WHAT THIS TASK INVOLVES: Scan the records for the string "browser"; copy each line where it occurs.

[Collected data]
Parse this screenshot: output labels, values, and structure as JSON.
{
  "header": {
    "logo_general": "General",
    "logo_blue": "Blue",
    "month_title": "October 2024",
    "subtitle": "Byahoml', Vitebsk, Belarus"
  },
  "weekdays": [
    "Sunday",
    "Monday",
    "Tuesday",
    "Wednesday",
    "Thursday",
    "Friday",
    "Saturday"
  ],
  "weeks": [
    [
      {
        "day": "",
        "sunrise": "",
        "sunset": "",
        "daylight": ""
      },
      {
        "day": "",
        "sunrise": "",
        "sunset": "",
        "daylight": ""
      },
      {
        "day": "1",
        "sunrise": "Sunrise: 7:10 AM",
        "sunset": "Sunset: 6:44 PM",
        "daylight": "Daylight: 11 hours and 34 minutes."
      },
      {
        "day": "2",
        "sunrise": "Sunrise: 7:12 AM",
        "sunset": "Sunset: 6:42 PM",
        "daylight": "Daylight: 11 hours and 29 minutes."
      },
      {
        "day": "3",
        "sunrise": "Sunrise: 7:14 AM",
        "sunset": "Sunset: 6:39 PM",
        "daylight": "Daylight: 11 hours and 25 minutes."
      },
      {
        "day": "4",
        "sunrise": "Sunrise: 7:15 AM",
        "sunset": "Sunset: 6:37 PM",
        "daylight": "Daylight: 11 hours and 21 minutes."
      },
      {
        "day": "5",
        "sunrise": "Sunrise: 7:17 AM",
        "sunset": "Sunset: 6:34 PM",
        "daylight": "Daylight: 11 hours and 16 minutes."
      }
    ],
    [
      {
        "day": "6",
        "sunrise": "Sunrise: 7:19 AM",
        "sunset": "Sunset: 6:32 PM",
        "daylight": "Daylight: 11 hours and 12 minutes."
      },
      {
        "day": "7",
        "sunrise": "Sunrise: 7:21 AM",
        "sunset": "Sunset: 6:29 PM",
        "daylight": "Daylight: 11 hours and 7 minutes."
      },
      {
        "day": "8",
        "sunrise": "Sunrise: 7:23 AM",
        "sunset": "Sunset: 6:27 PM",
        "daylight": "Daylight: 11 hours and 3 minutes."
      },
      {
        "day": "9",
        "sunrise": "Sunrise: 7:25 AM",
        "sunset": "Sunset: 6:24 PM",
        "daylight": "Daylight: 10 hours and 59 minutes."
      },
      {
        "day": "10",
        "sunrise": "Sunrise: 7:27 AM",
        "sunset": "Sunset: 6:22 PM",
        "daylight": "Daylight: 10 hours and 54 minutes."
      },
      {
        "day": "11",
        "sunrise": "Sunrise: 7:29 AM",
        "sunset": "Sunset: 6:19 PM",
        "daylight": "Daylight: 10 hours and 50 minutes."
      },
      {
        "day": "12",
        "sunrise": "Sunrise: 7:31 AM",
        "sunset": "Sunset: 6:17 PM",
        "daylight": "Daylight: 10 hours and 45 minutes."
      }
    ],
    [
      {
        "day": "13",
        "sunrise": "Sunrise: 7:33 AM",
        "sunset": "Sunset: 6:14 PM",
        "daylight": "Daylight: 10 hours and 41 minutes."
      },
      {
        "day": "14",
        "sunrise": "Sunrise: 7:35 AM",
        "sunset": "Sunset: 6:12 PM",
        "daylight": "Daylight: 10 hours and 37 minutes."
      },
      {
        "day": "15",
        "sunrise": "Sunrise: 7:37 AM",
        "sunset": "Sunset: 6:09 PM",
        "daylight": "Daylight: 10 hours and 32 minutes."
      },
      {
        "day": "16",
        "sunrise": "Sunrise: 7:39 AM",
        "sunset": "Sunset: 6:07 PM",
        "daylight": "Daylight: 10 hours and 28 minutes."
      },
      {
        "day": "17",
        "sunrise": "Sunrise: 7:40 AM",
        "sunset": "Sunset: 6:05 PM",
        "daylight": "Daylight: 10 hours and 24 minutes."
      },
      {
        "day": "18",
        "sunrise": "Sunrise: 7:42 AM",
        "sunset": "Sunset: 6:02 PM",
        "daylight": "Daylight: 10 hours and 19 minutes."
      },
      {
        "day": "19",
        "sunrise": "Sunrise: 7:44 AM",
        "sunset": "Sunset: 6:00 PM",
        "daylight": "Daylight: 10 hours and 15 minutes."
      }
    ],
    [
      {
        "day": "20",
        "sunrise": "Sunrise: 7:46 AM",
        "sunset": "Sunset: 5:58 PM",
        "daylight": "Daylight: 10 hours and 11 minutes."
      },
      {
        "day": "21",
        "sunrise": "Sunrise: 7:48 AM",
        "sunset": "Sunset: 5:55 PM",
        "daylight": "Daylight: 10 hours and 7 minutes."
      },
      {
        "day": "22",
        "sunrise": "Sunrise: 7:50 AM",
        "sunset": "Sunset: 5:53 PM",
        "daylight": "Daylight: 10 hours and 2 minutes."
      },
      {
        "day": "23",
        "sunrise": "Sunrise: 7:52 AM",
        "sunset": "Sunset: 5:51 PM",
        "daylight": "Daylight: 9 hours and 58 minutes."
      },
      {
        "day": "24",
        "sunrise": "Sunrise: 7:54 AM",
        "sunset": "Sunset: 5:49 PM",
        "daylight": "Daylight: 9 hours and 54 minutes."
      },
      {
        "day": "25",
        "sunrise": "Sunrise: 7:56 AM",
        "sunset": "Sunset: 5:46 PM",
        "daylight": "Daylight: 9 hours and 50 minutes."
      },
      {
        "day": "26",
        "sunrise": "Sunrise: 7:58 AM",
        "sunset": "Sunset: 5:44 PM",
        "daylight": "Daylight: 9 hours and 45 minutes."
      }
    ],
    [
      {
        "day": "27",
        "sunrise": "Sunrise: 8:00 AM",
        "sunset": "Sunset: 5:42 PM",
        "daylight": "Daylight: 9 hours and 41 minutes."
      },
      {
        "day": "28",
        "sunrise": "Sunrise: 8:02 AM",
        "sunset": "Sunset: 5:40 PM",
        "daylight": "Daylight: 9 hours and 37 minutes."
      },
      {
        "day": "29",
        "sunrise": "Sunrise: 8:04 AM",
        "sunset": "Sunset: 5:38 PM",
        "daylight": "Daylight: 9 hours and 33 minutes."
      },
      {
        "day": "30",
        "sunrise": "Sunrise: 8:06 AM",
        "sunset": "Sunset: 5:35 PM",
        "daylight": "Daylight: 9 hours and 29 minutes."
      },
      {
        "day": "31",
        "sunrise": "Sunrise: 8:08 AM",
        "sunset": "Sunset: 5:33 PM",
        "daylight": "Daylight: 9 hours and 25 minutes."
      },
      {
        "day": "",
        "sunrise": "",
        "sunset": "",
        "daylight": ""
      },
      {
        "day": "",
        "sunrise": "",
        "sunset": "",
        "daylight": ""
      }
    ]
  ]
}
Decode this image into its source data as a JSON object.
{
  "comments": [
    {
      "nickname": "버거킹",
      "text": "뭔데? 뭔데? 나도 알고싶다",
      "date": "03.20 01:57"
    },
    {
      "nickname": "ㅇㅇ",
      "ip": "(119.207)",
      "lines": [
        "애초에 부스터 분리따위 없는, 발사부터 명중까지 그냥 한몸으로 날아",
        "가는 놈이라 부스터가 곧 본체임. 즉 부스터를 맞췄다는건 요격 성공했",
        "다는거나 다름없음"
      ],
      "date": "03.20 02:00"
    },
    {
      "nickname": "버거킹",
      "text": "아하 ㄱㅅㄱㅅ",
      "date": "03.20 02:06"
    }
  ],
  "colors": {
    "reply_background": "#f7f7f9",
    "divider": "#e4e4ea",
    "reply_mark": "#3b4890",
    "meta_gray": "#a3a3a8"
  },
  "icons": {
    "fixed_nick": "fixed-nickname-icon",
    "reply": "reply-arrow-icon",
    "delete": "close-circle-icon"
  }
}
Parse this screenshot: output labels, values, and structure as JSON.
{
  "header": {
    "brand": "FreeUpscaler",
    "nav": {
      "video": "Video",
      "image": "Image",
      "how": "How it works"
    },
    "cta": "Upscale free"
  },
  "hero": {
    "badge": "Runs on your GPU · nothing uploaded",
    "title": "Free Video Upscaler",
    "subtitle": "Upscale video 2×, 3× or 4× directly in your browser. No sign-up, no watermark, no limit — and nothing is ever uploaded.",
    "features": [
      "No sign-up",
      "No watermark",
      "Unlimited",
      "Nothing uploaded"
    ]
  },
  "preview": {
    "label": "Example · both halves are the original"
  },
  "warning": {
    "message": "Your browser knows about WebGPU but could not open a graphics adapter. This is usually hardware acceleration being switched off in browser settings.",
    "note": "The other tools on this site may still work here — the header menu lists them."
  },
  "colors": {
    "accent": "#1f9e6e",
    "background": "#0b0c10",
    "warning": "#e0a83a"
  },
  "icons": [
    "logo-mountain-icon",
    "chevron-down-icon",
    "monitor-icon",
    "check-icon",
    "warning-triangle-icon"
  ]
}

SOLUTION TO THIS EXERCISE:
    "subtitle": "Upscale video 2×, 3× or 4× directly in your browser. No sign-up, no watermark, no limit — and nothing is ever uploaded.",
    "message": "Your browser knows about WebGPU but could not open a graphics adapter. This is usually hardware acceleration being switched off in browser settings.",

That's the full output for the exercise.